# TO DO
In the records below, find each line with the word "printed" and copy it.

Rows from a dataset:
[BEGIN]
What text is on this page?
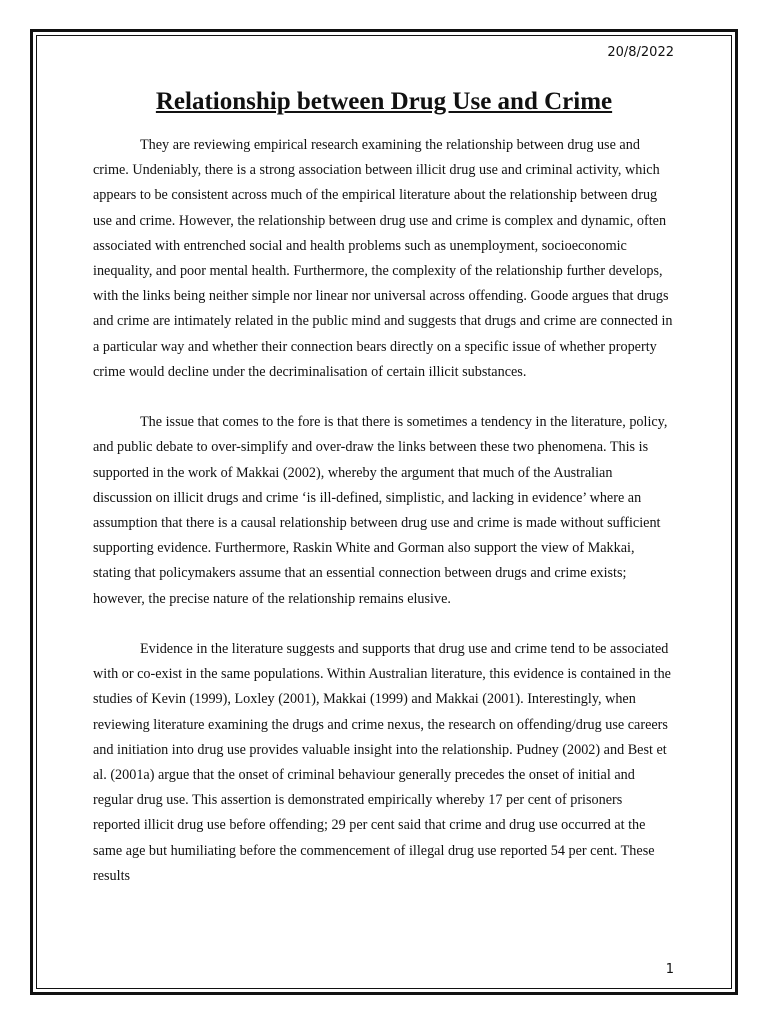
20/8/2022
Relationship between Drug Use and Crime

They are reviewing empirical research examining the relationship between drug use and crime. Undeniably, there is a strong association between illicit drug use and criminal activity, which appears to be consistent across much of the empirical literature about the relationship between drug use and crime. However, the relationship between drug use and crime is complex and dynamic, often associated with entrenched social and health problems such as unemployment, socioeconomic inequality, and poor mental health. Furthermore, the complexity of the relationship further develops, with the links being neither simple nor linear nor universal across offending. Goode argues that drugs and crime are intimately related in the public mind and suggests that drugs and crime are connected in a particular way and whether their connection bears directly on a specific issue of whether property crime would decline under the decriminalisation of certain illicit substances.

The issue that comes to the fore is that there is sometimes a tendency in the literature, policy, and public debate to over-simplify and over-draw the links between these two phenomena. This is supported in the work of Makkai (2002), whereby the argument that much of the Australian discussion on illicit drugs and crime ‘is ill-defined, simplistic, and lacking in evidence’ where an assumption that there is a causal relationship between drug use and crime is made without sufficient supporting evidence. Furthermore, Raskin White and Gorman also support the view of Makkai, stating that policymakers assume that an essential connection between drugs and crime exists; however, the precise nature of the relationship remains elusive.

Evidence in the literature suggests and supports that drug use and crime tend to be associated with or co-exist in the same populations. Within Australian literature, this evidence is contained in the studies of Kevin (1999), Loxley (2001), Makkai (1999) and Makkai (2001). Interestingly, when reviewing literature examining the drugs and crime nexus, the research on offending/drug use careers and initiation into drug use provides valuable insight into the relationship. Pudney (2002) and Best et al. (2001a) argue that the onset of criminal behaviour generally precedes the onset of initial and regular drug use. This assertion is demonstrated empirically whereby 17 per cent of prisoners reported illicit drug use before offending; 29 per cent said that crime and drug use occurred at the same age but humiliating before the commencement of illegal drug use reported 54 per cent. These results

1
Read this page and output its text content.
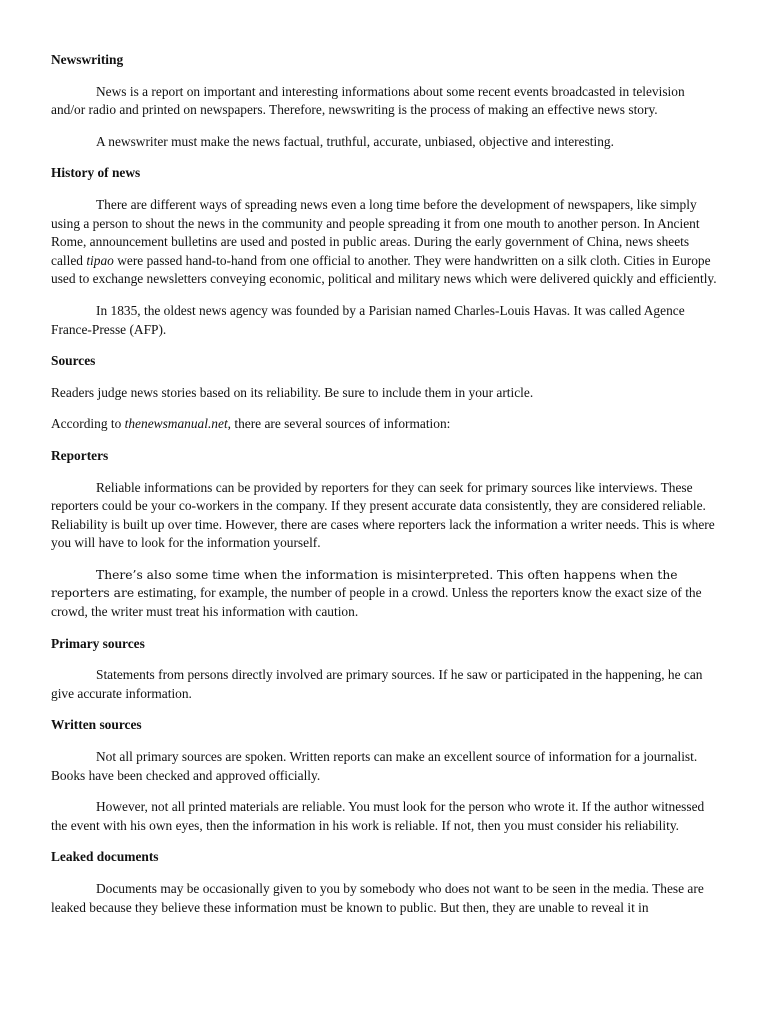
Newswriting

News is a report on important and interesting informations about some recent events broadcasted in television and/or radio and printed on newspapers. Therefore, newswriting is the process of making an effective news story.

A newswriter must make the news factual, truthful, accurate, unbiased, objective and interesting.

History of news

There are different ways of spreading news even a long time before the development of newspapers, like simply using a person to shout the news in the community and people spreading it from one mouth to another person. In Ancient Rome, announcement bulletins are used and posted in public areas. During the early government of China, news sheets called tipao were passed hand-to-hand from one official to another. They were handwritten on a silk cloth. Cities in Europe used to exchange newsletters conveying economic, political and military news which were delivered quickly and efficiently.

In 1835, the oldest news agency was founded by a Parisian named Charles-Louis Havas. It was called Agence France-Presse (AFP).

Sources

Readers judge news stories based on its reliability. Be sure to include them in your article.

According to thenewsmanual.net, there are several sources of information:

Reporters

Reliable informations can be provided by reporters for they can seek for primary sources like interviews. These reporters could be your co-workers in the company. If they present accurate data consistently, they are considered reliable. Reliability is built up over time. However, there are cases where reporters lack the information a writer needs. This is where you will have to look for the information yourself.

There’s also some time when the information is misinterpreted. This often happens when the reporters are estimating, for example, the number of people in a crowd. Unless the reporters know the exact size of the crowd, the writer must treat his information with caution.

Primary sources

Statements from persons directly involved are primary sources. If he saw or participated in the happening, he can give accurate information.

Written sources

Not all primary sources are spoken. Written reports can make an excellent source of information for a journalist. Books have been checked and approved officially.

However, not all printed materials are reliable. You must look for the person who wrote it. If the author witnessed the event with his own eyes, then the information in his work is reliable. If not, then you must consider his reliability.

Leaked documents

Documents may be occasionally given to you by somebody who does not want to be seen in the media. These are leaked because they believe these information must be known to public. But then, they are unable to reveal it in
[END]
# RESPONSE TO THIS TASK
News is a report on important and interesting informations about some recent events broadcasted in television and/or radio and printed on newspapers. Therefore, newswriting is the process of making an effective news story.
However, not all printed materials are reliable. You must look for the person who wrote it. If the author witnessed the event with his own eyes, then the information in his work is reliable. If not, then you must consider his reliability.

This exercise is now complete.